**Excerpt to read**
--- --- ---

Demean scores within each sector (and optionally country).

Parameters

scores : pd.Series Standardized factor scores. sector_labels : pd.Series Sector label per ticker. country_labels : pd.Series or None Country label per ticker for country neutralization.

Returns

pd.Series Sector-neutralized scores.

orthogonalize_factors(factor_scores, method='pca', min_variance_explained=0.95)

Project factor scores onto orthogonal principal components.

Eliminates multicollinearity among factor scores by projecting them into a lower-dimensional PCA space. Retains the minimum number of components that explain at least min_variance_explained of the total variance.

Parameters

factor_scores : pd.DataFrame Tickers × factors matrix of factor scores. method : str Projection method. Only "pca" is supported. min_variance_explained : float Minimum cumulative explained variance ratio for retained components. Must be in (0, 1].

Returns

pd.DataFrame Tickers × PCs matrix with columns named PC1, PC2, .... Rows with NaN in the input are filled with NaN in the output but otherwise preserve the original index.

--- --- ---

**Information supplied**
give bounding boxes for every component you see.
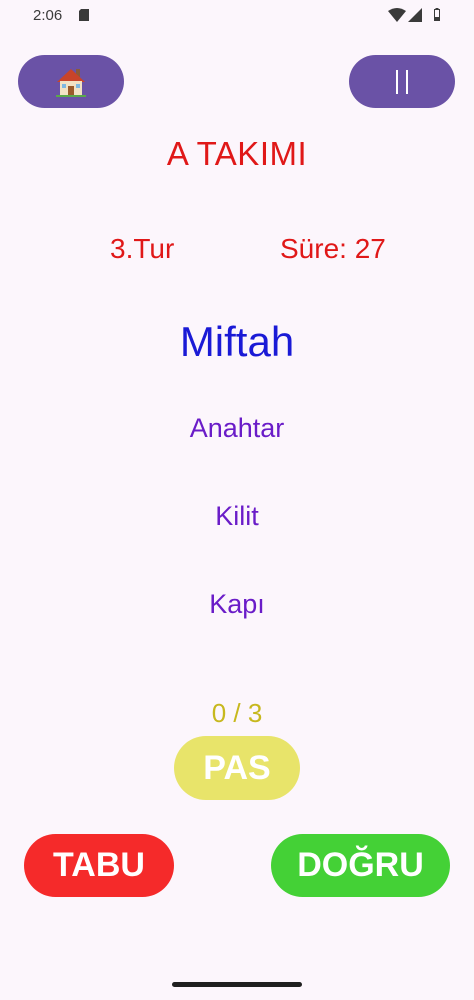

--- --- ---

**Complete the following**
1) Answer these questions about the factor-score documentation, giving each answer on its own line with the matching letter.
(a) What does the function that demeans scores within each sector return?
(b) Which projection method does orthogonalize_factors support?
(c) How are the columns of the output matrix named?
2) In the factor-score documentation, rewrite the stretch from "Demean scores within" through "orthogonal principal components.", renaming "country_labels" to "region_labels".
3) List every parameter name that appears under the two "Parameters" headings in the factor-score documentation.

**Expected responses**
1)
(a) A pd.Series of sector-neutralized scores.
(b) Only "pca".
(c) PC1, PC2, and so on.

2)
Demean scores within each sector (and optionally country).

Parameters

scores : pd.Series Standardized factor scores. sector_labels : pd.Series Sector label per ticker. region_labels : pd.Series or None Country label per ticker for country neutralization.

Returns

pd.Series Sector-neutralized scores.

orthogonalize_factors(factor_scores, method='pca', min_variance_explained=0.95)

Project factor scores onto orthogonal principal components.

3)
scores
sector_labels
country_labels
factor_scores
method
min_variance_explained